[Dataset listings of figures]
"""

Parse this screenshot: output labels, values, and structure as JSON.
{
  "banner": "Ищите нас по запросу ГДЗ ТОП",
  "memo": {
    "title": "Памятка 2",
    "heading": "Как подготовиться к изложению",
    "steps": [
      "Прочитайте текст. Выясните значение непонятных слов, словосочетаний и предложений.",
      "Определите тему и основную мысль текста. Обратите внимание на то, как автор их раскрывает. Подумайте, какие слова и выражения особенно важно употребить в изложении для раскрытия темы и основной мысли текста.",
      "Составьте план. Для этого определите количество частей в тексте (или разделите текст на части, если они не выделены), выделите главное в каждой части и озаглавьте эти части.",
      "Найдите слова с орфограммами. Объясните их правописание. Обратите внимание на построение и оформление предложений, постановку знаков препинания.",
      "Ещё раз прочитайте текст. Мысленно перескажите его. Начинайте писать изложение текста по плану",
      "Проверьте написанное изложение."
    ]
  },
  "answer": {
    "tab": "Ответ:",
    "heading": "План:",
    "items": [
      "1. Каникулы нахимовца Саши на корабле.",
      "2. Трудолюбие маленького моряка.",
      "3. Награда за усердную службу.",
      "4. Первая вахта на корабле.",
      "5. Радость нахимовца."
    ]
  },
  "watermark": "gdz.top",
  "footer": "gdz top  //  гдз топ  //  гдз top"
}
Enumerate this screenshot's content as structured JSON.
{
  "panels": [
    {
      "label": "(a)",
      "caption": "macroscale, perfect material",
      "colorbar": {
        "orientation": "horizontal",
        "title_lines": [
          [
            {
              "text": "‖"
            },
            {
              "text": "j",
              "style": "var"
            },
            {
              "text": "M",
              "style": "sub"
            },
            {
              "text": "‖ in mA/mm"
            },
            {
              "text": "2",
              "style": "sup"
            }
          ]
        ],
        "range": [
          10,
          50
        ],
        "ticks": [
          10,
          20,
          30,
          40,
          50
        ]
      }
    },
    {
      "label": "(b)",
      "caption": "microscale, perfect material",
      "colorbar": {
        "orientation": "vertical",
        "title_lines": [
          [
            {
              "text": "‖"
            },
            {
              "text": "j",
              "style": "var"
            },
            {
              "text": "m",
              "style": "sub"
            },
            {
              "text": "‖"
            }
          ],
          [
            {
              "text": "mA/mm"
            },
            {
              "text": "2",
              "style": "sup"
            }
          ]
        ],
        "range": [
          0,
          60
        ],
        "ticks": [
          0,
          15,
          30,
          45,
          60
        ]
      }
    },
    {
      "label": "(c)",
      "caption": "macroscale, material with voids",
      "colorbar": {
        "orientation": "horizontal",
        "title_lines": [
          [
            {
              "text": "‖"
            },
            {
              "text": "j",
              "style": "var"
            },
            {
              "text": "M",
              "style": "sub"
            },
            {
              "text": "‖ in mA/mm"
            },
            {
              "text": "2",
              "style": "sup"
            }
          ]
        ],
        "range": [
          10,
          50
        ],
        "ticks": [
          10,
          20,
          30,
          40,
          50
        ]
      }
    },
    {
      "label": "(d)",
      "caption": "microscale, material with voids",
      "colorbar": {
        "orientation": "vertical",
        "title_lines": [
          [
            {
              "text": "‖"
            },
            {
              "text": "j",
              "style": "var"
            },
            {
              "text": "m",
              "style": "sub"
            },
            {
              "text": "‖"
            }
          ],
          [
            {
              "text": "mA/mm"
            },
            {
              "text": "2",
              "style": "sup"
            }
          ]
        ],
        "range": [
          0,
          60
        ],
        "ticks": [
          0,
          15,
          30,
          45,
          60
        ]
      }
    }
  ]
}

"""

** What is expected **
Repeat the records above exactly as they appear.

** Exercise result **
Parse this screenshot: output labels, values, and structure as JSON.
{
  "banner": "Ищите нас по запросу ГДЗ ТОП",
  "memo": {
    "title": "Памятка 2",
    "heading": "Как подготовиться к изложению",
    "steps": [
      "Прочитайте текст. Выясните значение непонятных слов, словосочетаний и предложений.",
      "Определите тему и основную мысль текста. Обратите внимание на то, как автор их раскрывает. Подумайте, какие слова и выражения особенно важно употребить в изложении для раскрытия темы и основной мысли текста.",
      "Составьте план. Для этого определите количество частей в тексте (или разделите текст на части, если они не выделены), выделите главное в каждой части и озаглавьте эти части.",
      "Найдите слова с орфограммами. Объясните их правописание. Обратите внимание на построение и оформление предложений, постановку знаков препинания.",
      "Ещё раз прочитайте текст. Мысленно перескажите его. Начинайте писать изложение текста по плану",
      "Проверьте написанное изложение."
    ]
  },
  "answer": {
    "tab": "Ответ:",
    "heading": "План:",
    "items": [
      "1. Каникулы нахимовца Саши на корабле.",
      "2. Трудолюбие маленького моряка.",
      "3. Награда за усердную службу.",
      "4. Первая вахта на корабле.",
      "5. Радость нахимовца."
    ]
  },
  "watermark": "gdz.top",
  "footer": "gdz top  //  гдз топ  //  гдз top"
}
Enumerate this screenshot's content as structured JSON.
{
  "panels": [
    {
      "label": "(a)",
      "caption": "macroscale, perfect material",
      "colorbar": {
        "orientation": "horizontal",
        "title_lines": [
          [
            {
              "text": "‖"
            },
            {
              "text": "j",
              "style": "var"
            },
            {
              "text": "M",
              "style": "sub"
            },
            {
              "text": "‖ in mA/mm"
            },
            {
              "text": "2",
              "style": "sup"
            }
          ]
        ],
        "range": [
          10,
          50
        ],
        "ticks": [
          10,
          20,
          30,
          40,
          50
        ]
      }
    },
    {
      "label": "(b)",
      "caption": "microscale, perfect material",
      "colorbar": {
        "orientation": "vertical",
        "title_lines": [
          [
            {
              "text": "‖"
            },
            {
              "text": "j",
              "style": "var"
            },
            {
              "text": "m",
              "style": "sub"
            },
            {
              "text": "‖"
            }
          ],
          [
            {
              "text": "mA/mm"
            },
            {
              "text": "2",
              "style": "sup"
            }
          ]
        ],
        "range": [
          0,
          60
        ],
        "ticks": [
          0,
          15,
          30,
          45,
          60
        ]
      }
    },
    {
      "label": "(c)",
      "caption": "macroscale, material with voids",
      "colorbar": {
        "orientation": "horizontal",
        "title_lines": [
          [
            {
              "text": "‖"
            },
            {
              "text": "j",
              "style": "var"
            },
            {
              "text": "M",
              "style": "sub"
            },
            {
              "text": "‖ in mA/mm"
            },
            {
              "text": "2",
              "style": "sup"
            }
          ]
        ],
        "range": [
          10,
          50
        ],
        "ticks": [
          10,
          20,
          30,
          40,
          50
        ]
      }
    },
    {
      "label": "(d)",
      "caption": "microscale, material with voids",
      "colorbar": {
        "orientation": "vertical",
        "title_lines": [
          [
            {
              "text": "‖"
            },
            {
              "text": "j",
              "style": "var"
            },
            {
              "text": "m",
              "style": "sub"
            },
            {
              "text": "‖"
            }
          ],
          [
            {
              "text": "mA/mm"
            },
            {
              "text": "2",
              "style": "sup"
            }
          ]
        ],
        "range": [
          0,
          60
        ],
        "ticks": [
          0,
          15,
          30,
          45,
          60
        ]
      }
    }
  ]
}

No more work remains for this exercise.